* _Given data_:
>>>>

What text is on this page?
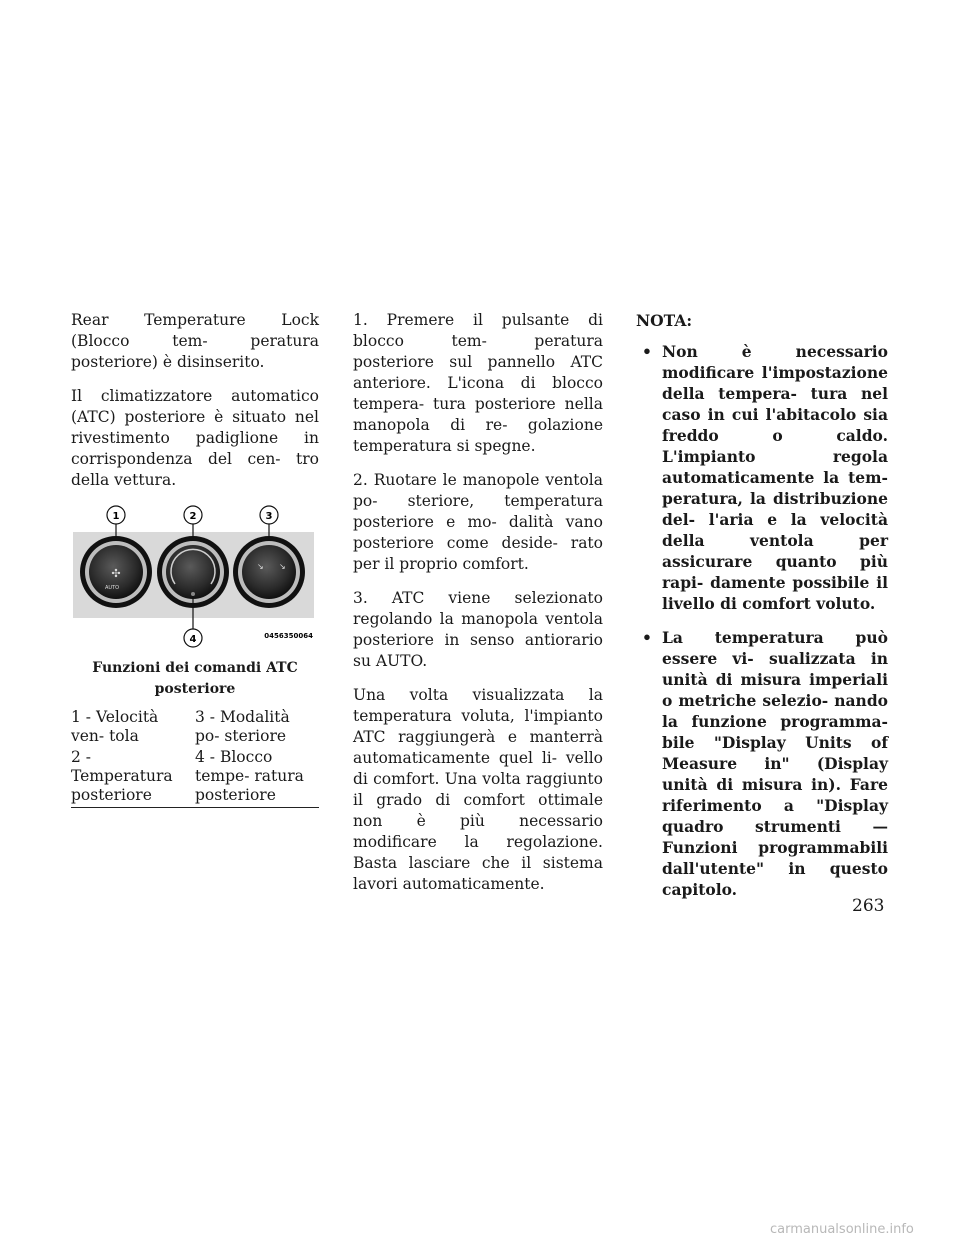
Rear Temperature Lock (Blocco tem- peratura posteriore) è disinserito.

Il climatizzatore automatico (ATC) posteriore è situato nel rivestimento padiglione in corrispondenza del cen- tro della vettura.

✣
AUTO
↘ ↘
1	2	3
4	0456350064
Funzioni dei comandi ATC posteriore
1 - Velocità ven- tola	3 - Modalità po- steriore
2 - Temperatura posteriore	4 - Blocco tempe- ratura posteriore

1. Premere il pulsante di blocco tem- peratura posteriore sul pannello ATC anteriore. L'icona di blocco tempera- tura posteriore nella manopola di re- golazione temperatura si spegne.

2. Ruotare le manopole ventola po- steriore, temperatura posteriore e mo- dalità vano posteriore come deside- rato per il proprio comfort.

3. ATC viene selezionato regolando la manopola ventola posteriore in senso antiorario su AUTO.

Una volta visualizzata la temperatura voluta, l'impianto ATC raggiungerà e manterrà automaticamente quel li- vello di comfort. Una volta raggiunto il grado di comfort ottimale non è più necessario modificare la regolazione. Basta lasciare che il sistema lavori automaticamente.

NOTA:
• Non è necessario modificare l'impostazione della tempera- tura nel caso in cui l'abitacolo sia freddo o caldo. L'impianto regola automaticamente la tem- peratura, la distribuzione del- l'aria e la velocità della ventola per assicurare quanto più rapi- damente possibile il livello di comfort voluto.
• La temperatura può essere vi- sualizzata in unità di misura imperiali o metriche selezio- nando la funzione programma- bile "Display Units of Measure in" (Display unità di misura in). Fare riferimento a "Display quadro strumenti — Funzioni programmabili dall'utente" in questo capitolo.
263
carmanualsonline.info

<<<<

Write the records out once more, exactly as they appear, with no pictures.

* _Answer to this exercise_:
What text is on this page?
Rear Temperature Lock (Blocco tem- peratura posteriore) è disinserito.

Il climatizzatore automatico (ATC) posteriore è situato nel rivestimento padiglione in corrispondenza del cen- tro della vettura.

✣
AUTO
↘ ↘
1	2	3
4	0456350064
Funzioni dei comandi ATC posteriore
1 - Velocità ven- tola	3 - Modalità po- steriore
2 - Temperatura posteriore	4 - Blocco tempe- ratura posteriore

1. Premere il pulsante di blocco tem- peratura posteriore sul pannello ATC anteriore. L'icona di blocco tempera- tura posteriore nella manopola di re- golazione temperatura si spegne.

2. Ruotare le manopole ventola po- steriore, temperatura posteriore e mo- dalità vano posteriore come deside- rato per il proprio comfort.

3. ATC viene selezionato regolando la manopola ventola posteriore in senso antiorario su AUTO.

Una volta visualizzata la temperatura voluta, l'impianto ATC raggiungerà e manterrà automaticamente quel li- vello di comfort. Una volta raggiunto il grado di comfort ottimale non è più necessario modificare la regolazione. Basta lasciare che il sistema lavori automaticamente.

NOTA:
• Non è necessario modificare l'impostazione della tempera- tura nel caso in cui l'abitacolo sia freddo o caldo. L'impianto regola automaticamente la tem- peratura, la distribuzione del- l'aria e la velocità della ventola per assicurare quanto più rapi- damente possibile il livello di comfort voluto.
• La temperatura può essere vi- sualizzata in unità di misura imperiali o metriche selezio- nando la funzione programma- bile "Display Units of Measure in" (Display unità di misura in). Fare riferimento a "Display quadro strumenti — Funzioni programmabili dall'utente" in questo capitolo.
263
carmanualsonline.info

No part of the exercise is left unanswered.